== Short exercise ==
Search the listing below for "model". Copy each matching line.

Dataset items
-------------------------

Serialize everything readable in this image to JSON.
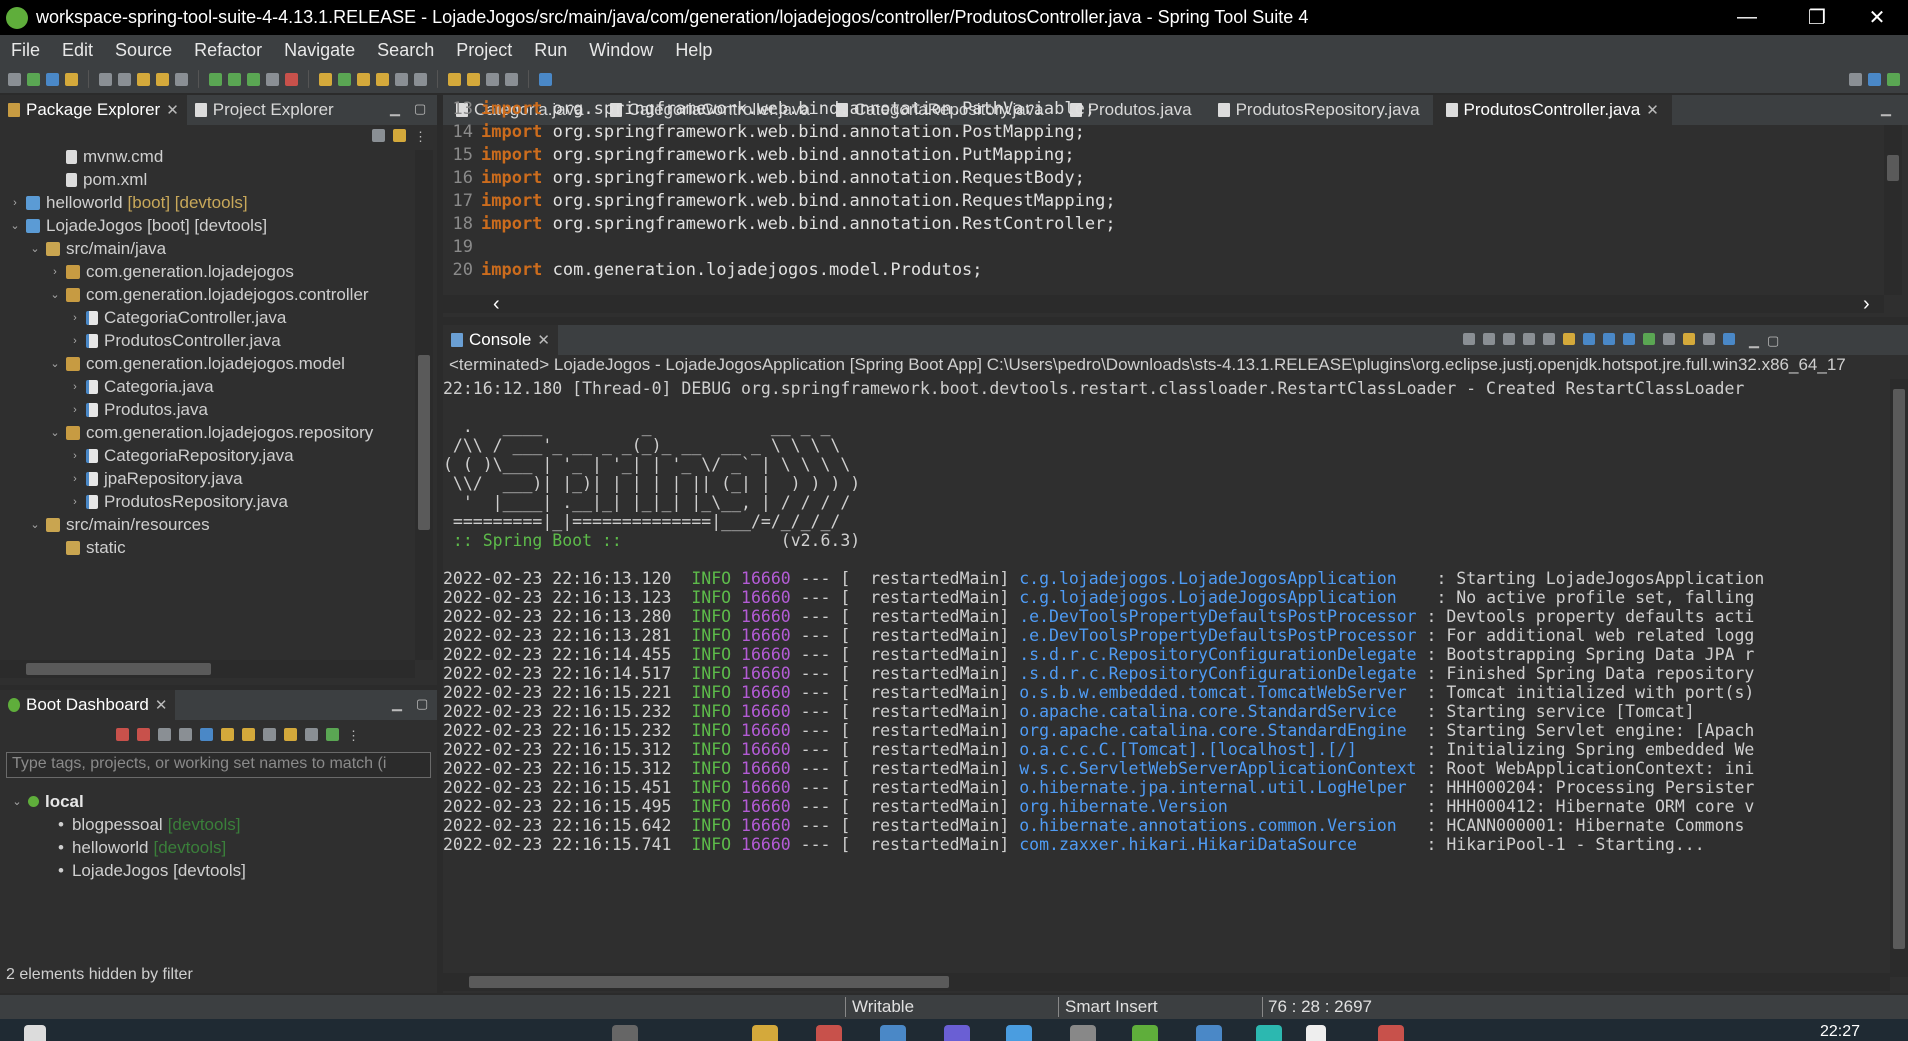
{
  "window": {
    "title": "workspace-spring-tool-suite-4-4.13.1.RELEASE - LojadeJogos/src/main/java/com/generation/lojadejogos/controller/ProdutosController.java - Spring Tool Suite 4",
    "minimize": "—",
    "restore": "❐",
    "close": "✕"
  },
  "menu": [
    "File",
    "Edit",
    "Source",
    "Refactor",
    "Navigate",
    "Search",
    "Project",
    "Run",
    "Window",
    "Help"
  ],
  "explorer": {
    "tabs": [
      {
        "label": "Package Explorer",
        "closable": "✕"
      },
      {
        "label": "Project Explorer"
      }
    ],
    "tree": [
      {
        "indent": 3,
        "arrow": "",
        "icon": "file",
        "label": "mvnw.cmd"
      },
      {
        "indent": 3,
        "arrow": "",
        "icon": "file",
        "label": "pom.xml"
      },
      {
        "indent": 1,
        "arrow": "›",
        "icon": "proj",
        "label": "helloworld",
        "deco": "[boot] [devtools]"
      },
      {
        "indent": 1,
        "arrow": "⌄",
        "icon": "proj",
        "label": "LojadeJogos [boot] [devtools]"
      },
      {
        "indent": 2,
        "arrow": "⌄",
        "icon": "src",
        "label": "src/main/java"
      },
      {
        "indent": 3,
        "arrow": "›",
        "icon": "pkg",
        "label": "com.generation.lojadejogos"
      },
      {
        "indent": 3,
        "arrow": "⌄",
        "icon": "pkg",
        "label": "com.generation.lojadejogos.controller"
      },
      {
        "indent": 4,
        "arrow": "›",
        "icon": "java",
        "label": "CategoriaController.java"
      },
      {
        "indent": 4,
        "arrow": "›",
        "icon": "java",
        "label": "ProdutosController.java"
      },
      {
        "indent": 3,
        "arrow": "⌄",
        "icon": "pkg",
        "label": "com.generation.lojadejogos.model"
      },
      {
        "indent": 4,
        "arrow": "›",
        "icon": "java",
        "label": "Categoria.java"
      },
      {
        "indent": 4,
        "arrow": "›",
        "icon": "java",
        "label": "Produtos.java"
      },
      {
        "indent": 3,
        "arrow": "⌄",
        "icon": "pkg",
        "label": "com.generation.lojadejogos.repository"
      },
      {
        "indent": 4,
        "arrow": "›",
        "icon": "java",
        "label": "CategoriaRepository.java"
      },
      {
        "indent": 4,
        "arrow": "›",
        "icon": "java",
        "label": "jpaRepository.java"
      },
      {
        "indent": 4,
        "arrow": "›",
        "icon": "java",
        "label": "ProdutosRepository.java"
      },
      {
        "indent": 2,
        "arrow": "⌄",
        "icon": "src",
        "label": "src/main/resources"
      },
      {
        "indent": 3,
        "arrow": "",
        "icon": "folder",
        "label": "static"
      }
    ]
  },
  "boot_dashboard": {
    "tab": "Boot Dashboard",
    "close": "✕",
    "search_placeholder": "Type tags, projects, or working set names to match (i",
    "group": "local",
    "group_arrow": "⌄",
    "apps": [
      {
        "label": "blogpessoal",
        "deco": "[devtools]"
      },
      {
        "label": "helloworld",
        "deco": "[devtools]"
      },
      {
        "label": "LojadeJogos [devtools]",
        "deco": ""
      }
    ],
    "filter_note": "2 elements hidden by filter",
    "bullet": "•"
  },
  "editor": {
    "tabs": [
      {
        "label": "Categoria.java",
        "active": false
      },
      {
        "label": "CategoriaController.java",
        "active": false
      },
      {
        "label": "CategoriaRepository.java",
        "active": false
      },
      {
        "label": "Produtos.java",
        "active": false
      },
      {
        "label": "ProdutosRepository.java",
        "active": false
      },
      {
        "label": "ProdutosController.java",
        "active": true
      }
    ],
    "tab_close": "✕",
    "lines": [
      {
        "num": "13",
        "kw": "import",
        "rest": " org.springframework.web.bind.annotation.PathVariable;"
      },
      {
        "num": "14",
        "kw": "import",
        "rest": " org.springframework.web.bind.annotation.PostMapping;"
      },
      {
        "num": "15",
        "kw": "import",
        "rest": " org.springframework.web.bind.annotation.PutMapping;"
      },
      {
        "num": "16",
        "kw": "import",
        "rest": " org.springframework.web.bind.annotation.RequestBody;"
      },
      {
        "num": "17",
        "kw": "import",
        "rest": " org.springframework.web.bind.annotation.RequestMapping;"
      },
      {
        "num": "18",
        "kw": "import",
        "rest": " org.springframework.web.bind.annotation.RestController;"
      },
      {
        "num": "19",
        "kw": "",
        "rest": ""
      },
      {
        "num": "20",
        "kw": "import",
        "rest": " com.generation.lojadejogos.model.Produtos;"
      }
    ],
    "scroll_left": "‹",
    "scroll_right": "›"
  },
  "console": {
    "tab": "Console",
    "close": "✕",
    "info": "<terminated> LojadeJogos - LojadeJogosApplication [Spring Boot App] C:\\Users\\pedro\\Downloads\\sts-4.13.1.RELEASE\\plugins\\org.eclipse.justj.openjdk.hotspot.jre.full.win32.x86_64_17",
    "first_line": "22:16:12.180 [Thread-0] DEBUG org.springframework.boot.devtools.restart.classloader.RestartClassLoader - Created RestartClassLoader",
    "banner": [
      "  .   ____          _            __ _ _",
      " /\\\\ / ___'_ __ _ _(_)_ __  __ _ \\ \\ \\ \\",
      "( ( )\\___ | '_ | '_| | '_ \\/ _` | \\ \\ \\ \\",
      " \\\\/  ___)| |_)| | | | | || (_| |  ) ) ) )",
      "  '  |____| .__|_| |_|_| |_\\__, | / / / /",
      " =========|_|==============|___/=/_/_/_/"
    ],
    "boot_label": " :: Spring Boot :: ",
    "boot_version": "               (v2.6.3)",
    "logs": [
      {
        "ts": "2022-02-23 22:16:13.120",
        "pid": "16660",
        "logger": "c.g.lojadejogos.LojadeJogosApplication   ",
        "msg": ": Starting LojadeJogosApplication"
      },
      {
        "ts": "2022-02-23 22:16:13.123",
        "pid": "16660",
        "logger": "c.g.lojadejogos.LojadeJogosApplication   ",
        "msg": ": No active profile set, falling"
      },
      {
        "ts": "2022-02-23 22:16:13.280",
        "pid": "16660",
        "logger": ".e.DevToolsPropertyDefaultsPostProcessor",
        "msg": ": Devtools property defaults acti"
      },
      {
        "ts": "2022-02-23 22:16:13.281",
        "pid": "16660",
        "logger": ".e.DevToolsPropertyDefaultsPostProcessor",
        "msg": ": For additional web related logg"
      },
      {
        "ts": "2022-02-23 22:16:14.455",
        "pid": "16660",
        "logger": ".s.d.r.c.RepositoryConfigurationDelegate",
        "msg": ": Bootstrapping Spring Data JPA r"
      },
      {
        "ts": "2022-02-23 22:16:14.517",
        "pid": "16660",
        "logger": ".s.d.r.c.RepositoryConfigurationDelegate",
        "msg": ": Finished Spring Data repository"
      },
      {
        "ts": "2022-02-23 22:16:15.221",
        "pid": "16660",
        "logger": "o.s.b.w.embedded.tomcat.TomcatWebServer ",
        "msg": ": Tomcat initialized with port(s)"
      },
      {
        "ts": "2022-02-23 22:16:15.232",
        "pid": "16660",
        "logger": "o.apache.catalina.core.StandardService  ",
        "msg": ": Starting service [Tomcat]"
      },
      {
        "ts": "2022-02-23 22:16:15.232",
        "pid": "16660",
        "logger": "org.apache.catalina.core.StandardEngine ",
        "msg": ": Starting Servlet engine: [Apach"
      },
      {
        "ts": "2022-02-23 22:16:15.312",
        "pid": "16660",
        "logger": "o.a.c.c.C.[Tomcat].[localhost].[/]      ",
        "msg": ": Initializing Spring embedded We"
      },
      {
        "ts": "2022-02-23 22:16:15.312",
        "pid": "16660",
        "logger": "w.s.c.ServletWebServerApplicationContext",
        "msg": ": Root WebApplicationContext: ini"
      },
      {
        "ts": "2022-02-23 22:16:15.451",
        "pid": "16660",
        "logger": "o.hibernate.jpa.internal.util.LogHelper ",
        "msg": ": HHH000204: Processing Persister"
      },
      {
        "ts": "2022-02-23 22:16:15.495",
        "pid": "16660",
        "logger": "org.hibernate.Version                   ",
        "msg": ": HHH000412: Hibernate ORM core v"
      },
      {
        "ts": "2022-02-23 22:16:15.642",
        "pid": "16660",
        "logger": "o.hibernate.annotations.common.Version  ",
        "msg": ": HCANN000001: Hibernate Commons"
      },
      {
        "ts": "2022-02-23 22:16:15.741",
        "pid": "16660",
        "logger": "com.zaxxer.hikari.HikariDataSource      ",
        "msg": ": HikariPool-1 - Starting..."
      }
    ],
    "level": "INFO",
    "sep": " --- [  restartedMain] "
  },
  "status": {
    "writable": "Writable",
    "insert_mode": "Smart Insert",
    "position": "76 : 28 : 2697"
  },
  "taskbar": {
    "time": "22:27"
  },
  "colors": {
    "accent": "#5fae3b",
    "log_info": "#5dbb4a",
    "log_pid": "#b45bd6",
    "log_logger": "#4f9cf5",
    "keyword": "#cc6c1d"
  }
}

-------------------------

== Finished exercise ==
        "label": "com.generation.lojadejogos.model"
        "rest": " com.generation.lojadejogos.model.Produtos;"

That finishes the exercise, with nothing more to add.